WHAT NEEDS TO BE DONE |
Pick out the lines in the listing below that contain the word "Witamina" and copy them.

^^^^^^^^^^^^^^^^

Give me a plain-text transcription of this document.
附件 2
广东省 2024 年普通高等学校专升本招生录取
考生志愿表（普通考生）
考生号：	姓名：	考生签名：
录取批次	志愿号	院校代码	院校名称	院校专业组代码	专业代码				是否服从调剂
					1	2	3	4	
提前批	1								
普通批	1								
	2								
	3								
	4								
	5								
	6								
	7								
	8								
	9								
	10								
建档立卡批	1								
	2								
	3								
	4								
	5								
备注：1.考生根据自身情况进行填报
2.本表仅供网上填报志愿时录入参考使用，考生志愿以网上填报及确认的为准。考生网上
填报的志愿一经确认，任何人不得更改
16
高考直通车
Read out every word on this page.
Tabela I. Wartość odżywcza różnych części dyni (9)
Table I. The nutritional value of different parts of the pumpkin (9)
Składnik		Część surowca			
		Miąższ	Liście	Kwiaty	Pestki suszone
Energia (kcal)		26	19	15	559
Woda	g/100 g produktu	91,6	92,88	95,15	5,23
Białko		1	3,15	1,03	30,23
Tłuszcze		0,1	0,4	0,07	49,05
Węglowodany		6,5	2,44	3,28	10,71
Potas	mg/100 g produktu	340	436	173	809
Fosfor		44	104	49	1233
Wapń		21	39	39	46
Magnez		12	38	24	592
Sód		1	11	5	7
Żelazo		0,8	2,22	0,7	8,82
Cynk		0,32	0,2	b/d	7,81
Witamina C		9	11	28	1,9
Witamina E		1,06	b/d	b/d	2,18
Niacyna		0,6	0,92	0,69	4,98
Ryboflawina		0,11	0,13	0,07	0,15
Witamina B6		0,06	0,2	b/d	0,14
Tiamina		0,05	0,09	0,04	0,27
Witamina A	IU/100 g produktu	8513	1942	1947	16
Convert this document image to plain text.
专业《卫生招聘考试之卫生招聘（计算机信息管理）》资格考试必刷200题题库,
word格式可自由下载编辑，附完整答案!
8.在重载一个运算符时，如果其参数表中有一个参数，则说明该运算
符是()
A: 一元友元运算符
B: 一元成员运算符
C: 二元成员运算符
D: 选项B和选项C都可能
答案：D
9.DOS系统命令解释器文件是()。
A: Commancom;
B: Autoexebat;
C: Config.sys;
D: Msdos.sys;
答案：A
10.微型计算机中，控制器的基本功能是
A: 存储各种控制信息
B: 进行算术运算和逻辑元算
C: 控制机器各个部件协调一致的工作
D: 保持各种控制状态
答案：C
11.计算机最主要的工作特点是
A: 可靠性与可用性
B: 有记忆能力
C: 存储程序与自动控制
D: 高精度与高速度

^^^^^^^^^^^^^^^^

FULL ANSWER |
Witamina C		9	11	28	1,9
Witamina E		1,06	b/d	b/d	2,18
Witamina B6		0,06	0,2	b/d	0,14
Witamina A	IU/100 g produktu	8513	1942	1947	16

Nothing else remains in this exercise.